_WHAT IS ASKED_
Which lines hold the string "arbetslöshet"? Copy every one of them.

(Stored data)
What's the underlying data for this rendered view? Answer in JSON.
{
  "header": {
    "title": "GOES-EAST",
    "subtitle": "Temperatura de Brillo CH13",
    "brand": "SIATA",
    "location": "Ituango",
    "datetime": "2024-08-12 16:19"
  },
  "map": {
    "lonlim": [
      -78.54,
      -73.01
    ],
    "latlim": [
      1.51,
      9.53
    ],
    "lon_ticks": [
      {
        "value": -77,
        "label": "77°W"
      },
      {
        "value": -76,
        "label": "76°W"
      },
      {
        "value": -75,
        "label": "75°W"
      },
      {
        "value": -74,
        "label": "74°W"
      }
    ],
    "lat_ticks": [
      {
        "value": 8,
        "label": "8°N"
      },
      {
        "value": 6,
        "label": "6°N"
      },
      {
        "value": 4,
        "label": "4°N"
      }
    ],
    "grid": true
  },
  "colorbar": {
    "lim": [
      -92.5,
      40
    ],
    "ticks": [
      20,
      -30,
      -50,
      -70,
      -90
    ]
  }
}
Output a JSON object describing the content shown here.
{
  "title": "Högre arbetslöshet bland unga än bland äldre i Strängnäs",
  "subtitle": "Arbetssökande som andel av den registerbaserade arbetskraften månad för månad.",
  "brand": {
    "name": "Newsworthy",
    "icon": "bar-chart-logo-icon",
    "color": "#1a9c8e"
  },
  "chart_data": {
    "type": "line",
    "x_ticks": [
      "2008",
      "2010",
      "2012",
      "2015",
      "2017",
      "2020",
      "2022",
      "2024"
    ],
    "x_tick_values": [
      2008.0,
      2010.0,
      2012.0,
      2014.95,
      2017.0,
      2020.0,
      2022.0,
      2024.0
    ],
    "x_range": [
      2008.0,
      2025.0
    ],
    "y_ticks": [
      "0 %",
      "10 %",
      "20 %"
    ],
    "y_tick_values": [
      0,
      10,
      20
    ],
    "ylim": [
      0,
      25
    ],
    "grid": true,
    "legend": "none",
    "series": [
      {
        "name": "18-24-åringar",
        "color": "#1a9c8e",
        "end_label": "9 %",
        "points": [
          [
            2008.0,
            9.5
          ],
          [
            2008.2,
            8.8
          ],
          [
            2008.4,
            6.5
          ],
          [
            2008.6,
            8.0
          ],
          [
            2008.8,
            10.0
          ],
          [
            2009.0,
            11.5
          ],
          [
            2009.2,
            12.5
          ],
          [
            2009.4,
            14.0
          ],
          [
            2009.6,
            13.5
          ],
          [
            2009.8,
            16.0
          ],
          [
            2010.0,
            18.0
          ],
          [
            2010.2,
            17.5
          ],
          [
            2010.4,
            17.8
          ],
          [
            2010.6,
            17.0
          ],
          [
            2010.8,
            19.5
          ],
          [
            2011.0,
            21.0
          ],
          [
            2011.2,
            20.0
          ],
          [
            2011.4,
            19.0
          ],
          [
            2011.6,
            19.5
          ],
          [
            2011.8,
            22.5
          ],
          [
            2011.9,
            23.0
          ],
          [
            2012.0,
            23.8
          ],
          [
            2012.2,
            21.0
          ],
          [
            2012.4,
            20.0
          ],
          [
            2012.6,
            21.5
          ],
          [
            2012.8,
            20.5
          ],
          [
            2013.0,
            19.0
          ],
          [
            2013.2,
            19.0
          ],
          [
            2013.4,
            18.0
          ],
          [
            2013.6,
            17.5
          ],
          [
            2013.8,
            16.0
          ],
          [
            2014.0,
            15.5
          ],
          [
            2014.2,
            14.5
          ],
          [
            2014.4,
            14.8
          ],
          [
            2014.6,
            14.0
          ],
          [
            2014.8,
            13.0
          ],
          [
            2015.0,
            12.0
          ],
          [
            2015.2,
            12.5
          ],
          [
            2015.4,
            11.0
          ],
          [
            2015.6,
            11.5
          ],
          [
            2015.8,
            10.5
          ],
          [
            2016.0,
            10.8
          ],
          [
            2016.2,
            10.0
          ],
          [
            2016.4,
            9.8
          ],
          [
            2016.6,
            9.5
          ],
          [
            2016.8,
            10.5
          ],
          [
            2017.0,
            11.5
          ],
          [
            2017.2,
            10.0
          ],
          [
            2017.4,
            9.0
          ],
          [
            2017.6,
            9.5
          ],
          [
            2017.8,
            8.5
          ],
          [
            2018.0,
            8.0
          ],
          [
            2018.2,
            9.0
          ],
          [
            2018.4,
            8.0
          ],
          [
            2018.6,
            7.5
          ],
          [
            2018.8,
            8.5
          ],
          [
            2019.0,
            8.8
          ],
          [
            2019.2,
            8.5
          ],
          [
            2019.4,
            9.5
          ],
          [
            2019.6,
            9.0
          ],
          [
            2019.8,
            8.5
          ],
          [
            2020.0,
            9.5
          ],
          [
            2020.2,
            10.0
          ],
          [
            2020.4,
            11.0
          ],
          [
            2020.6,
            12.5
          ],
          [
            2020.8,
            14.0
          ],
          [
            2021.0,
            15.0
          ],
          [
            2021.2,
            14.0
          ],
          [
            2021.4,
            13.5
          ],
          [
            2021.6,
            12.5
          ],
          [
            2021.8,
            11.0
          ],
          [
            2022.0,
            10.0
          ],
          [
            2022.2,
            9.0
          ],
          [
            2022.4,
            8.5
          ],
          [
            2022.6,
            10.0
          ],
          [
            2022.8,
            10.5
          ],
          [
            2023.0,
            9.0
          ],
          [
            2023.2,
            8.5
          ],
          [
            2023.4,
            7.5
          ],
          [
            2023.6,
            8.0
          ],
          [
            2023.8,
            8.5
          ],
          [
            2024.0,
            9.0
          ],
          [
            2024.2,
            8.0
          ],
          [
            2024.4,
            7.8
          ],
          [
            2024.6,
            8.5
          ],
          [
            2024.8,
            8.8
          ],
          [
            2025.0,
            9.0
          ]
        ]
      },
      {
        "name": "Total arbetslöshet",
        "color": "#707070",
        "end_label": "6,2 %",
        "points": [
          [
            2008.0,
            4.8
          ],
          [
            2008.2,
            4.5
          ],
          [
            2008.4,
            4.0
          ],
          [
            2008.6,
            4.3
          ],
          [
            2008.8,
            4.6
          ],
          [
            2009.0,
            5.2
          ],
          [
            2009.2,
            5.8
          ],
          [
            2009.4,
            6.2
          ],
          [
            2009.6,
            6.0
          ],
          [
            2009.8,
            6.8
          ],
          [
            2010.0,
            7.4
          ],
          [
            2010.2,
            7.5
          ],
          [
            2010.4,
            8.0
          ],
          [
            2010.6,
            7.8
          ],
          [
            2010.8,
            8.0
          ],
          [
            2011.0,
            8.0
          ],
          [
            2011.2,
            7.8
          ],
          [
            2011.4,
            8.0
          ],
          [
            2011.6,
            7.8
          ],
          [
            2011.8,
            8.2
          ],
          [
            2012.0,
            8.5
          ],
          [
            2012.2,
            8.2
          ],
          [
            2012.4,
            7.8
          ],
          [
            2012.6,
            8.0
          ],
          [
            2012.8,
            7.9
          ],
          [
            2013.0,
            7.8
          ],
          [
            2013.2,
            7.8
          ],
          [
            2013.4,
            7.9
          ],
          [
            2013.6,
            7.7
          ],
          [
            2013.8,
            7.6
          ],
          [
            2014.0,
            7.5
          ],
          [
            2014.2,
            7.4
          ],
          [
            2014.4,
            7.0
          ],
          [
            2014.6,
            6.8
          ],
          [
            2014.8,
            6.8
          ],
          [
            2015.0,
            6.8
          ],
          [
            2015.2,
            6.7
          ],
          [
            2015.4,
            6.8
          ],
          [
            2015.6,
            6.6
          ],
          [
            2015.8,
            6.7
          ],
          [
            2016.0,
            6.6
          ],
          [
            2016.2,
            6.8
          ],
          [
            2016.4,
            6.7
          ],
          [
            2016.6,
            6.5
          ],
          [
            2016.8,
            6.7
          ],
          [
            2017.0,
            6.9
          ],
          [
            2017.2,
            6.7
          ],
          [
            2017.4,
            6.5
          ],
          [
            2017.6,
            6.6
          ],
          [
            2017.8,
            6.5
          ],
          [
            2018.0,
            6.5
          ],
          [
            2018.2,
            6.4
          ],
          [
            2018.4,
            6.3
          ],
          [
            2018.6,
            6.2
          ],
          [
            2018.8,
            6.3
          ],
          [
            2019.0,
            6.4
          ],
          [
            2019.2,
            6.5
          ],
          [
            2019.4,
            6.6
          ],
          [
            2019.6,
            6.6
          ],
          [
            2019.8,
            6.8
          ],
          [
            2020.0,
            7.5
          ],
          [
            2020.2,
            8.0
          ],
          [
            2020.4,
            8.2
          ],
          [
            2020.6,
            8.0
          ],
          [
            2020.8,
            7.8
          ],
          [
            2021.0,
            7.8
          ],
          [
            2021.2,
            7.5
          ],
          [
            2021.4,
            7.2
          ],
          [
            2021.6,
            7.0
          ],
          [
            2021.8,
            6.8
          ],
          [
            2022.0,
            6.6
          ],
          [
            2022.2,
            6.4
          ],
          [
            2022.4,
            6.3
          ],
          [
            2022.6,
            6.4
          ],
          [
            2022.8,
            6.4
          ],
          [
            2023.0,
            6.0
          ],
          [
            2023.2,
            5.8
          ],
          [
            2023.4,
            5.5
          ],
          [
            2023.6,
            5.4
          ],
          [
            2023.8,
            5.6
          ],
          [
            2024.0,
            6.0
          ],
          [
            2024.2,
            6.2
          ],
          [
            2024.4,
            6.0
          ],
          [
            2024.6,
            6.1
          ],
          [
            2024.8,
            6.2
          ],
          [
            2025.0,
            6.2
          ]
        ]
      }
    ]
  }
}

_RIGHT ANSWER_
  "title": "Högre arbetslöshet bland unga än bland äldre i Strängnäs",
        "name": "Total arbetslöshet",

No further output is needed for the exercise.